(Items listed in a dataset)

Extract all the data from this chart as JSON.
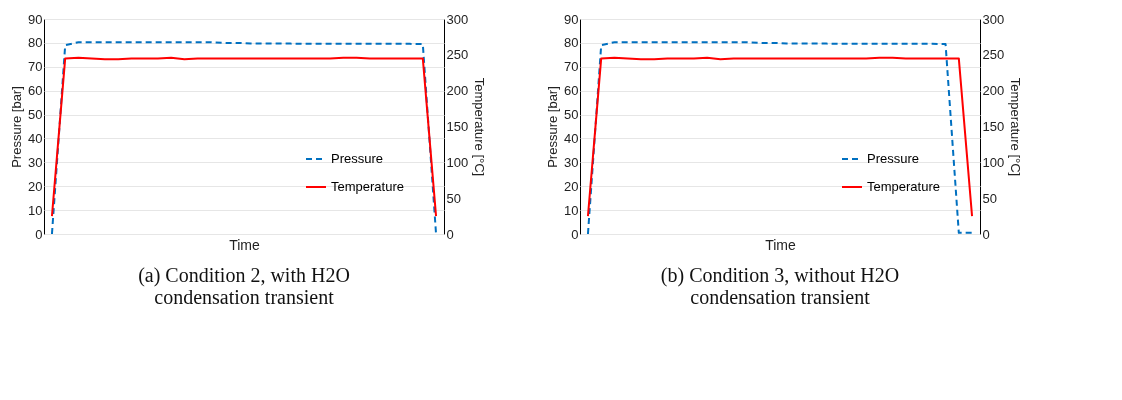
{
  "chart_data": [
    {
      "type": "line",
      "annotations": [
        "(a) Condition 2, with H2O condensation transient"
      ],
      "xlabel": "Time",
      "ylabel": "Pressure [bar]",
      "y2label": "Temperature [°C]",
      "categories": [
        null,
        null,
        null,
        null,
        null,
        null,
        null,
        null,
        null,
        null,
        null,
        null,
        null,
        null,
        null,
        null,
        null,
        null,
        null,
        null,
        null,
        null,
        null,
        null,
        null,
        null,
        null,
        null,
        null,
        null
      ],
      "ylim": [
        0,
        90
      ],
      "yticks": [
        0,
        10,
        20,
        30,
        40,
        50,
        60,
        70,
        80,
        90
      ],
      "y2lim": [
        0,
        300
      ],
      "y2ticks": [
        0,
        50,
        100,
        150,
        200,
        250,
        300
      ],
      "grid": "y",
      "legend": "bottom right",
      "marker": "none",
      "series": [
        {
          "name": "Pressure",
          "color": "#0070c0",
          "line_style": "dashed",
          "values": [
            0,
            79,
            80.3,
            80.3,
            80.3,
            80.3,
            80.3,
            80.3,
            80.3,
            80.3,
            80.3,
            80.3,
            80.3,
            80.0,
            80.0,
            79.7,
            79.7,
            79.7,
            79.7,
            79.6,
            79.6,
            79.6,
            79.6,
            79.6,
            79.6,
            79.6,
            79.6,
            79.6,
            79.5,
            0
          ]
        },
        {
          "name": "Temperature",
          "color": "#ff0000",
          "line_style": "solid",
          "axis": "y2",
          "values": [
            25,
            245,
            246,
            245,
            244,
            244,
            245,
            245,
            245,
            246,
            244,
            245,
            245,
            245,
            245,
            245,
            245,
            245,
            245,
            245,
            245,
            245,
            246,
            246,
            245,
            245,
            245,
            245,
            245,
            25
          ]
        }
      ]
    },
    {
      "type": "line",
      "annotations": [
        "(b) Condition 3, without H2O condensation transient"
      ],
      "xlabel": "Time",
      "ylabel": "Pressure [bar]",
      "y2label": "Temperature [°C]",
      "categories": [
        null,
        null,
        null,
        null,
        null,
        null,
        null,
        null,
        null,
        null,
        null,
        null,
        null,
        null,
        null,
        null,
        null,
        null,
        null,
        null,
        null,
        null,
        null,
        null,
        null,
        null,
        null,
        null,
        null,
        null
      ],
      "ylim": [
        0,
        90
      ],
      "yticks": [
        0,
        10,
        20,
        30,
        40,
        50,
        60,
        70,
        80,
        90
      ],
      "y2lim": [
        0,
        300
      ],
      "y2ticks": [
        0,
        50,
        100,
        150,
        200,
        250,
        300
      ],
      "grid": "y",
      "legend": "bottom right",
      "marker": "none",
      "series": [
        {
          "name": "Pressure",
          "color": "#0070c0",
          "line_style": "dashed",
          "values": [
            0,
            79,
            80.3,
            80.3,
            80.3,
            80.3,
            80.3,
            80.3,
            80.3,
            80.3,
            80.3,
            80.3,
            80.3,
            80.0,
            80.0,
            79.7,
            79.7,
            79.7,
            79.7,
            79.6,
            79.6,
            79.6,
            79.6,
            79.6,
            79.6,
            79.6,
            79.6,
            79.5,
            0.5,
            0.5
          ]
        },
        {
          "name": "Temperature",
          "color": "#ff0000",
          "line_style": "solid",
          "axis": "y2",
          "values": [
            25,
            245,
            246,
            245,
            244,
            244,
            245,
            245,
            245,
            246,
            244,
            245,
            245,
            245,
            245,
            245,
            245,
            245,
            245,
            245,
            245,
            245,
            246,
            246,
            245,
            245,
            245,
            245,
            245,
            25
          ]
        }
      ]
    }
  ]
}
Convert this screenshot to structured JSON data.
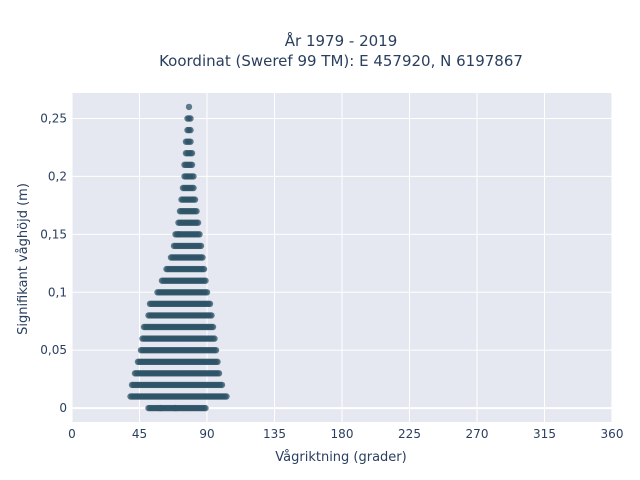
{
  "chart_data": {
    "type": "scatter",
    "title_line1": "År 1979 - 2019",
    "title_line2": "Koordinat (Sweref 99 TM): E 457920, N 6197867",
    "xlabel": "Vågriktning (grader)",
    "ylabel": "Signifikant våghöjd (m)",
    "xlim": [
      0,
      360
    ],
    "ylim": [
      -0.012,
      0.272
    ],
    "x_ticks": [
      0,
      45,
      90,
      135,
      180,
      225,
      270,
      315,
      360
    ],
    "x_tick_labels": [
      "0",
      "45",
      "90",
      "135",
      "180",
      "225",
      "270",
      "315",
      "360"
    ],
    "y_ticks": [
      0,
      0.05,
      0.1,
      0.15,
      0.2,
      0.25
    ],
    "y_tick_labels": [
      "0",
      "0,05",
      "0,1",
      "0,15",
      "0,2",
      "0,25"
    ],
    "grid": true,
    "marker_color": "#2f5468",
    "plot_background": "#e5e8f0",
    "bands": [
      {
        "y": 0.0,
        "x_min": 51,
        "x_max": 88
      },
      {
        "y": 0.01,
        "x_min": 39,
        "x_max": 102
      },
      {
        "y": 0.02,
        "x_min": 40,
        "x_max": 100
      },
      {
        "y": 0.03,
        "x_min": 42,
        "x_max": 98
      },
      {
        "y": 0.04,
        "x_min": 44,
        "x_max": 97
      },
      {
        "y": 0.05,
        "x_min": 46,
        "x_max": 96
      },
      {
        "y": 0.06,
        "x_min": 47,
        "x_max": 95
      },
      {
        "y": 0.07,
        "x_min": 48,
        "x_max": 94
      },
      {
        "y": 0.08,
        "x_min": 51,
        "x_max": 93
      },
      {
        "y": 0.09,
        "x_min": 52,
        "x_max": 92
      },
      {
        "y": 0.1,
        "x_min": 57,
        "x_max": 90
      },
      {
        "y": 0.11,
        "x_min": 60,
        "x_max": 89
      },
      {
        "y": 0.12,
        "x_min": 63,
        "x_max": 88
      },
      {
        "y": 0.13,
        "x_min": 66,
        "x_max": 87
      },
      {
        "y": 0.14,
        "x_min": 68,
        "x_max": 86
      },
      {
        "y": 0.15,
        "x_min": 69,
        "x_max": 85
      },
      {
        "y": 0.16,
        "x_min": 71,
        "x_max": 84
      },
      {
        "y": 0.17,
        "x_min": 72,
        "x_max": 83
      },
      {
        "y": 0.18,
        "x_min": 73,
        "x_max": 82
      },
      {
        "y": 0.19,
        "x_min": 74,
        "x_max": 81
      },
      {
        "y": 0.2,
        "x_min": 75,
        "x_max": 81
      },
      {
        "y": 0.21,
        "x_min": 75,
        "x_max": 80
      },
      {
        "y": 0.22,
        "x_min": 76,
        "x_max": 80
      },
      {
        "y": 0.23,
        "x_min": 76,
        "x_max": 79
      },
      {
        "y": 0.24,
        "x_min": 77,
        "x_max": 79
      },
      {
        "y": 0.25,
        "x_min": 77,
        "x_max": 79
      },
      {
        "y": 0.26,
        "x_min": 78,
        "x_max": 78
      }
    ],
    "outliers": [
      {
        "x": 103,
        "y": 0.01
      },
      {
        "x": 89,
        "y": 0.0
      },
      {
        "x": 69,
        "y": 0.0
      },
      {
        "x": 59,
        "y": 0.0
      },
      {
        "x": 71,
        "y": 0.15
      }
    ]
  }
}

Work to be completed: Set down the records in full and exactly. Do not carry over any image.

Solution to this problem:
Extract all the data from this chart as JSON.
{
  "chart_data": [
    {
      "type": "line",
      "annotations": [
        "(a) Condition 2, with H2O condensation transient"
      ],
      "xlabel": "Time",
      "ylabel": "Pressure [bar]",
      "y2label": "Temperature [°C]",
      "categories": [
        null,
        null,
        null,
        null,
        null,
        null,
        null,
        null,
        null,
        null,
        null,
        null,
        null,
        null,
        null,
        null,
        null,
        null,
        null,
        null,
        null,
        null,
        null,
        null,
        null,
        null,
        null,
        null,
        null,
        null
      ],
      "ylim": [
        0,
        90
      ],
      "yticks": [
        0,
        10,
        20,
        30,
        40,
        50,
        60,
        70,
        80,
        90
      ],
      "y2lim": [
        0,
        300
      ],
      "y2ticks": [
        0,
        50,
        100,
        150,
        200,
        250,
        300
      ],
      "grid": "y",
      "legend": "bottom right",
      "marker": "none",
      "series": [
        {
          "name": "Pressure",
          "color": "#0070c0",
          "line_style": "dashed",
          "values": [
            0,
            79,
            80.3,
            80.3,
            80.3,
            80.3,
            80.3,
            80.3,
            80.3,
            80.3,
            80.3,
            80.3,
            80.3,
            80.0,
            80.0,
            79.7,
            79.7,
            79.7,
            79.7,
            79.6,
            79.6,
            79.6,
            79.6,
            79.6,
            79.6,
            79.6,
            79.6,
            79.6,
            79.5,
            0
          ]
        },
        {
          "name": "Temperature",
          "color": "#ff0000",
          "line_style": "solid",
          "axis": "y2",
          "values": [
            25,
            245,
            246,
            245,
            244,
            244,
            245,
            245,
            245,
            246,
            244,
            245,
            245,
            245,
            245,
            245,
            245,
            245,
            245,
            245,
            245,
            245,
            246,
            246,
            245,
            245,
            245,
            245,
            245,
            25
          ]
        }
      ]
    },
    {
      "type": "line",
      "annotations": [
        "(b) Condition 3, without H2O condensation transient"
      ],
      "xlabel": "Time",
      "ylabel": "Pressure [bar]",
      "y2label": "Temperature [°C]",
      "categories": [
        null,
        null,
        null,
        null,
        null,
        null,
        null,
        null,
        null,
        null,
        null,
        null,
        null,
        null,
        null,
        null,
        null,
        null,
        null,
        null,
        null,
        null,
        null,
        null,
        null,
        null,
        null,
        null,
        null,
        null
      ],
      "ylim": [
        0,
        90
      ],
      "yticks": [
        0,
        10,
        20,
        30,
        40,
        50,
        60,
        70,
        80,
        90
      ],
      "y2lim": [
        0,
        300
      ],
      "y2ticks": [
        0,
        50,
        100,
        150,
        200,
        250,
        300
      ],
      "grid": "y",
      "legend": "bottom right",
      "marker": "none",
      "series": [
        {
          "name": "Pressure",
          "color": "#0070c0",
          "line_style": "dashed",
          "values": [
            0,
            79,
            80.3,
            80.3,
            80.3,
            80.3,
            80.3,
            80.3,
            80.3,
            80.3,
            80.3,
            80.3,
            80.3,
            80.0,
            80.0,
            79.7,
            79.7,
            79.7,
            79.7,
            79.6,
            79.6,
            79.6,
            79.6,
            79.6,
            79.6,
            79.6,
            79.6,
            79.5,
            0.5,
            0.5
          ]
        },
        {
          "name": "Temperature",
          "color": "#ff0000",
          "line_style": "solid",
          "axis": "y2",
          "values": [
            25,
            245,
            246,
            245,
            244,
            244,
            245,
            245,
            245,
            246,
            244,
            245,
            245,
            245,
            245,
            245,
            245,
            245,
            245,
            245,
            245,
            245,
            246,
            246,
            245,
            245,
            245,
            245,
            245,
            25
          ]
        }
      ]
    }
  ]
}
Convert this screenshot to structured JSON data.
{
  "chart_data": {
    "type": "scatter",
    "title_line1": "År 1979 - 2019",
    "title_line2": "Koordinat (Sweref 99 TM): E 457920, N 6197867",
    "xlabel": "Vågriktning (grader)",
    "ylabel": "Signifikant våghöjd (m)",
    "xlim": [
      0,
      360
    ],
    "ylim": [
      -0.012,
      0.272
    ],
    "x_ticks": [
      0,
      45,
      90,
      135,
      180,
      225,
      270,
      315,
      360
    ],
    "x_tick_labels": [
      "0",
      "45",
      "90",
      "135",
      "180",
      "225",
      "270",
      "315",
      "360"
    ],
    "y_ticks": [
      0,
      0.05,
      0.1,
      0.15,
      0.2,
      0.25
    ],
    "y_tick_labels": [
      "0",
      "0,05",
      "0,1",
      "0,15",
      "0,2",
      "0,25"
    ],
    "grid": true,
    "marker_color": "#2f5468",
    "plot_background": "#e5e8f0",
    "bands": [
      {
        "y": 0.0,
        "x_min": 51,
        "x_max": 88
      },
      {
        "y": 0.01,
        "x_min": 39,
        "x_max": 102
      },
      {
        "y": 0.02,
        "x_min": 40,
        "x_max": 100
      },
      {
        "y": 0.03,
        "x_min": 42,
        "x_max": 98
      },
      {
        "y": 0.04,
        "x_min": 44,
        "x_max": 97
      },
      {
        "y": 0.05,
        "x_min": 46,
        "x_max": 96
      },
      {
        "y": 0.06,
        "x_min": 47,
        "x_max": 95
      },
      {
        "y": 0.07,
        "x_min": 48,
        "x_max": 94
      },
      {
        "y": 0.08,
        "x_min": 51,
        "x_max": 93
      },
      {
        "y": 0.09,
        "x_min": 52,
        "x_max": 92
      },
      {
        "y": 0.1,
        "x_min": 57,
        "x_max": 90
      },
      {
        "y": 0.11,
        "x_min": 60,
        "x_max": 89
      },
      {
        "y": 0.12,
        "x_min": 63,
        "x_max": 88
      },
      {
        "y": 0.13,
        "x_min": 66,
        "x_max": 87
      },
      {
        "y": 0.14,
        "x_min": 68,
        "x_max": 86
      },
      {
        "y": 0.15,
        "x_min": 69,
        "x_max": 85
      },
      {
        "y": 0.16,
        "x_min": 71,
        "x_max": 84
      },
      {
        "y": 0.17,
        "x_min": 72,
        "x_max": 83
      },
      {
        "y": 0.18,
        "x_min": 73,
        "x_max": 82
      },
      {
        "y": 0.19,
        "x_min": 74,
        "x_max": 81
      },
      {
        "y": 0.2,
        "x_min": 75,
        "x_max": 81
      },
      {
        "y": 0.21,
        "x_min": 75,
        "x_max": 80
      },
      {
        "y": 0.22,
        "x_min": 76,
        "x_max": 80
      },
      {
        "y": 0.23,
        "x_min": 76,
        "x_max": 79
      },
      {
        "y": 0.24,
        "x_min": 77,
        "x_max": 79
      },
      {
        "y": 0.25,
        "x_min": 77,
        "x_max": 79
      },
      {
        "y": 0.26,
        "x_min": 78,
        "x_max": 78
      }
    ],
    "outliers": [
      {
        "x": 103,
        "y": 0.01
      },
      {
        "x": 89,
        "y": 0.0
      },
      {
        "x": 69,
        "y": 0.0
      },
      {
        "x": 59,
        "y": 0.0
      },
      {
        "x": 71,
        "y": 0.15
      }
    ]
  }
}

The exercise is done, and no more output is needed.